╭─ Stored rows
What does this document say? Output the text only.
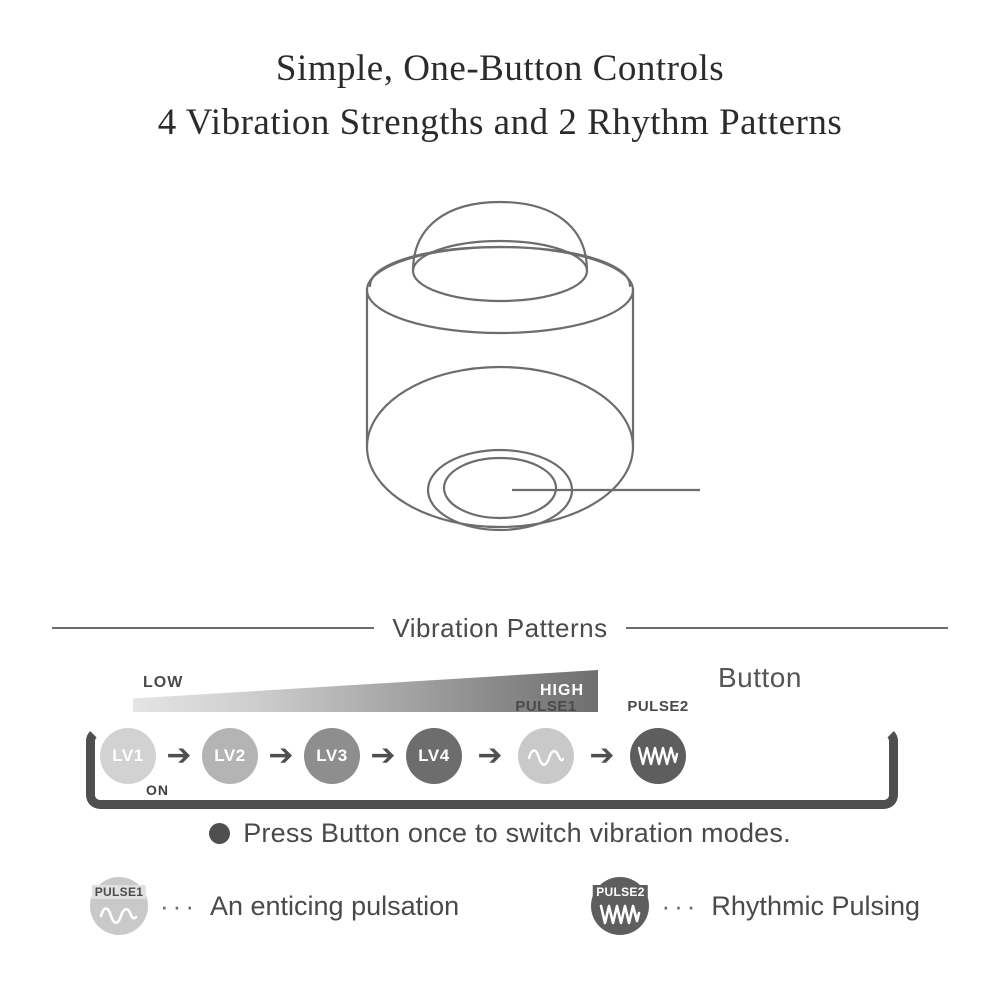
Simple, One-Button Controls
4 Vibration Strengths and 2 Rhythm Patterns
Button
Vibration Patterns
LOW	HIGH
ON
LV1 ➔	LV2 ➔	LV3 ➔	LV4 ➔
PULSE1
➔
PULSE2
Press Button once to switch vibration modes.
PULSE1 ··· An enticing pulsation	PULSE2 ··· Rhythmic Pulsing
╰─
> Your task
Output the data exactly. Pictures don't belong in the result.

> Answer to this task
What does this document say? Output the text only.
Simple, One-Button Controls
4 Vibration Strengths and 2 Rhythm Patterns
Button
Vibration Patterns
LOW	HIGH
ON
LV1 ➔	LV2 ➔	LV3 ➔	LV4 ➔
PULSE1
➔
PULSE2
Press Button once to switch vibration modes.
PULSE1 ··· An enticing pulsation	PULSE2 ··· Rhythmic Pulsing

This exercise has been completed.